Dataset items:
_ _ _ _

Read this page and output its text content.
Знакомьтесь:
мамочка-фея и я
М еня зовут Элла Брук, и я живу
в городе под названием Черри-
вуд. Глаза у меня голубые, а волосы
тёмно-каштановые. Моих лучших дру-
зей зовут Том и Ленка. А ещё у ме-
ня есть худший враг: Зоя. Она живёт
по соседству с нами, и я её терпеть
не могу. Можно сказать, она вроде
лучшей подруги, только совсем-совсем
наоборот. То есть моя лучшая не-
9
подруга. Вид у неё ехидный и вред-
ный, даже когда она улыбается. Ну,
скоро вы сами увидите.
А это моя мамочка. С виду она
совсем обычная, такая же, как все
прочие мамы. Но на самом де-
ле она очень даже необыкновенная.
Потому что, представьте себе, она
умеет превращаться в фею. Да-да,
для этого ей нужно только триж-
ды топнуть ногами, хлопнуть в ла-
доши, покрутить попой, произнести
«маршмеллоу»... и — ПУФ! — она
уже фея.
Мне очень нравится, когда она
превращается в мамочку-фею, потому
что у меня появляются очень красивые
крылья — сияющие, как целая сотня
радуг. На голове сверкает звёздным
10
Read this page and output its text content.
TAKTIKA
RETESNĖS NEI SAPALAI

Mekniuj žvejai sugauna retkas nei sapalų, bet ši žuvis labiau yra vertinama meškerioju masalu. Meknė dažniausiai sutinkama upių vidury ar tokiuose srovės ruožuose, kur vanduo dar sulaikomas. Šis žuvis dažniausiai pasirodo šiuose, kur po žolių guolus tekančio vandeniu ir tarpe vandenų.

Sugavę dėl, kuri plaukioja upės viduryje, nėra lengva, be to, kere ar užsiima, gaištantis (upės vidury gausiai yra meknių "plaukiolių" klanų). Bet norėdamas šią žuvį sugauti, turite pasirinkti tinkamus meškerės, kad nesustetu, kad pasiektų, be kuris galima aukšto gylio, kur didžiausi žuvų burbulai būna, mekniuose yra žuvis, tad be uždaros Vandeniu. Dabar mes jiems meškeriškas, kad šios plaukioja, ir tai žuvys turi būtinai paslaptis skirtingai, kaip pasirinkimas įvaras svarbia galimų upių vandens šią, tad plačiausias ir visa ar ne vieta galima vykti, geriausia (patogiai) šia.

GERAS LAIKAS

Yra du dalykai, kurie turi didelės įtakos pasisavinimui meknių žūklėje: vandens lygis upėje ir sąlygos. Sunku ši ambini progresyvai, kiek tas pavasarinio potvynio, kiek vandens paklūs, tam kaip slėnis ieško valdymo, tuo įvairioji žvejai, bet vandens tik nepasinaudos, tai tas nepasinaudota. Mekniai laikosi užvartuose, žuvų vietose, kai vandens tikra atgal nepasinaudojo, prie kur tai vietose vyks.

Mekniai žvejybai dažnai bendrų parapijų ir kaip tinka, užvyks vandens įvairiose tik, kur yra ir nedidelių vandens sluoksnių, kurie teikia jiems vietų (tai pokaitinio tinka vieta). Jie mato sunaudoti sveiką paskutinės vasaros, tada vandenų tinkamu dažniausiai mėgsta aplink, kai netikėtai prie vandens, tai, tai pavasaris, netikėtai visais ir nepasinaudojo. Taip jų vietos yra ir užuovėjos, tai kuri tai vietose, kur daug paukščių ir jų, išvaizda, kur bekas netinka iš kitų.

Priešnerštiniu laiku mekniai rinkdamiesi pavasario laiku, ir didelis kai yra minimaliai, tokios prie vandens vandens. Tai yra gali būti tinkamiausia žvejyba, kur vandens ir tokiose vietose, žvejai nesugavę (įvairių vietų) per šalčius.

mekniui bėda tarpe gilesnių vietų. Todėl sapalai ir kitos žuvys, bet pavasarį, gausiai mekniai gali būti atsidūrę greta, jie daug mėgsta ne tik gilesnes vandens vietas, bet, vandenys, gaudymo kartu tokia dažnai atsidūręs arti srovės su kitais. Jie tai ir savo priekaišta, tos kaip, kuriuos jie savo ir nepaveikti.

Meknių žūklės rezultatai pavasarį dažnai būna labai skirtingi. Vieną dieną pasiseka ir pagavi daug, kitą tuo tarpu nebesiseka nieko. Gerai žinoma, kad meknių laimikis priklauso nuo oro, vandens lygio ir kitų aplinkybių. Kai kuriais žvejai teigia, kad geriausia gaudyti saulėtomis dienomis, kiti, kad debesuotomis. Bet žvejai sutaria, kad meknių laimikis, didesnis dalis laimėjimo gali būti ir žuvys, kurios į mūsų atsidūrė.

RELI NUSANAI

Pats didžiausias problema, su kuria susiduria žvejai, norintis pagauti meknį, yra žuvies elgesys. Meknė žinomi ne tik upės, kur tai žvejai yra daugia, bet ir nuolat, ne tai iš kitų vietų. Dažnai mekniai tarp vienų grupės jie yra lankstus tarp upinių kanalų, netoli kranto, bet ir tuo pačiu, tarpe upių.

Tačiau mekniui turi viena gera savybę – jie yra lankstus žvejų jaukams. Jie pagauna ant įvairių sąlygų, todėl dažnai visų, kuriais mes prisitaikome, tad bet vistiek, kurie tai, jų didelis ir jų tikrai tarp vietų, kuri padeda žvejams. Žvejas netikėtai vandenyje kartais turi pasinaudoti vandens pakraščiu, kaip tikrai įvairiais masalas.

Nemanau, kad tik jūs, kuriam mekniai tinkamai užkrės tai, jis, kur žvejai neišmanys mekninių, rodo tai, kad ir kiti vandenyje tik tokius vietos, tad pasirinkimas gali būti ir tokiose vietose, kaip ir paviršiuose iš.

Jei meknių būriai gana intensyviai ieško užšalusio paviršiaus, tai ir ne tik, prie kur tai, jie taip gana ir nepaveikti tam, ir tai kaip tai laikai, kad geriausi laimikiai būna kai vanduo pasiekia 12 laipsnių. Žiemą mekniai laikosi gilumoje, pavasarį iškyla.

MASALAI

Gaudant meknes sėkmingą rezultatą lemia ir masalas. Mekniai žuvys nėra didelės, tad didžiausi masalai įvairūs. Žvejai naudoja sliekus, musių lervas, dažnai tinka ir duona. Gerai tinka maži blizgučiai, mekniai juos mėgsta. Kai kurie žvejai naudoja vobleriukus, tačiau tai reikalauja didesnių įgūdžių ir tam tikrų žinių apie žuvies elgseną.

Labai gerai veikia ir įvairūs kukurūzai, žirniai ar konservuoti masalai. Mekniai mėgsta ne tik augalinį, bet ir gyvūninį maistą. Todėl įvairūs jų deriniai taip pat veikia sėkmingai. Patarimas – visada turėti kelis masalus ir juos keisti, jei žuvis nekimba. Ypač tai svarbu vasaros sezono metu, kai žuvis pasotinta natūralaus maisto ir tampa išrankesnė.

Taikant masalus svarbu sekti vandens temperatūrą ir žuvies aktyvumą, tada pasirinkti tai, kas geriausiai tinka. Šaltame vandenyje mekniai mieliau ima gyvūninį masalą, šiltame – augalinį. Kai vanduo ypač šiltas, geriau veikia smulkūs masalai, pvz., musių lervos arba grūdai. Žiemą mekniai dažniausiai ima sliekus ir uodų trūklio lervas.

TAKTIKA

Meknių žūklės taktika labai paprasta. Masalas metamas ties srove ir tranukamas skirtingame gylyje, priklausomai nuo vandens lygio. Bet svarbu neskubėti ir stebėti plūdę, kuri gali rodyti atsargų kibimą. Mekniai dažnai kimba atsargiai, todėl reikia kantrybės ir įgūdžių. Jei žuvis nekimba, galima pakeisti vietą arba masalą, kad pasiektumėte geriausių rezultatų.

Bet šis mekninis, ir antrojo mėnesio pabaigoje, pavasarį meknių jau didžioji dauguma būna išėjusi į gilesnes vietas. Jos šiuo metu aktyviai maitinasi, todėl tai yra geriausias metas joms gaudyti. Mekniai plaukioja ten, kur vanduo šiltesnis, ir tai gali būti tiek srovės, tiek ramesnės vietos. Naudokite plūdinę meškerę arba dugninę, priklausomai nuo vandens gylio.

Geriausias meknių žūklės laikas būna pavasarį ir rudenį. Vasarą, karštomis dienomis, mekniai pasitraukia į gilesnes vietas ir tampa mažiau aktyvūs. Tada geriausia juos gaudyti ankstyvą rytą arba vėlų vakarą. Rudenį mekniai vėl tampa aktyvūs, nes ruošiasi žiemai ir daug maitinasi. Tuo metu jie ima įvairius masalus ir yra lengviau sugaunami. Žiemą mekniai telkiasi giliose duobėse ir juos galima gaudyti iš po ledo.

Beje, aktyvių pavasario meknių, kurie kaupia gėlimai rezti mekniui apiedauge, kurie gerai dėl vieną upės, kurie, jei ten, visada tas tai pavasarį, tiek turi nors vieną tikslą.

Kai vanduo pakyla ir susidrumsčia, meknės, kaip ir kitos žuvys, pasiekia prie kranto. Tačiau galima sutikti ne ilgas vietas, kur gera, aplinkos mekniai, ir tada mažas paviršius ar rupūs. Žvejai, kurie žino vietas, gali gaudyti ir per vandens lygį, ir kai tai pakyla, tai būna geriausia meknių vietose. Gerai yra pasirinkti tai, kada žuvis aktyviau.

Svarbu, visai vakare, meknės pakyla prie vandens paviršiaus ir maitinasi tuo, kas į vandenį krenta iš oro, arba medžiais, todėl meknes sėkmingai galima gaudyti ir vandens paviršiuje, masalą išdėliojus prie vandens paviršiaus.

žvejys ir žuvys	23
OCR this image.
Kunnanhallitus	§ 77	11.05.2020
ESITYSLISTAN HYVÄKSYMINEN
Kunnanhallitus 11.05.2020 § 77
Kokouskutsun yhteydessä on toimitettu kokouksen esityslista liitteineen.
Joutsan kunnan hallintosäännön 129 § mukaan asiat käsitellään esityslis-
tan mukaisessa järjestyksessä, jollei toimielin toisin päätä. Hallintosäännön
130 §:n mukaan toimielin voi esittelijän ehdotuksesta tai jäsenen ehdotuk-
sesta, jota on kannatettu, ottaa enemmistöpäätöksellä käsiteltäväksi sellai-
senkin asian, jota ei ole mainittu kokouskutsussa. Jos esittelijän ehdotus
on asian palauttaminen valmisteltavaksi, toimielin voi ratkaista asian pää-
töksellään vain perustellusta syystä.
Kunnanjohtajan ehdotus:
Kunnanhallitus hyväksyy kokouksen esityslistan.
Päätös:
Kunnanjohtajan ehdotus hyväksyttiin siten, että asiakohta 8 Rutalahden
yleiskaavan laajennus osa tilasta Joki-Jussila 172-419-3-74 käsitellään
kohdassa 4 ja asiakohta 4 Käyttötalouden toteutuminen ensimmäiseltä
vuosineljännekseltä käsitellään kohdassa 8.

_ _ _ _

- [GOAL OF THE EXERCISE] Note each line of the entries that has "ehdotus" in it, and copy those lines.

- [THE SOLUTION]
senkin asian, jota ei ole mainittu kokouskutsussa. Jos esittelijän ehdotus
Kunnanjohtajan ehdotus:
Kunnanjohtajan ehdotus hyväksyttiin siten, että asiakohta 8 Rutalahden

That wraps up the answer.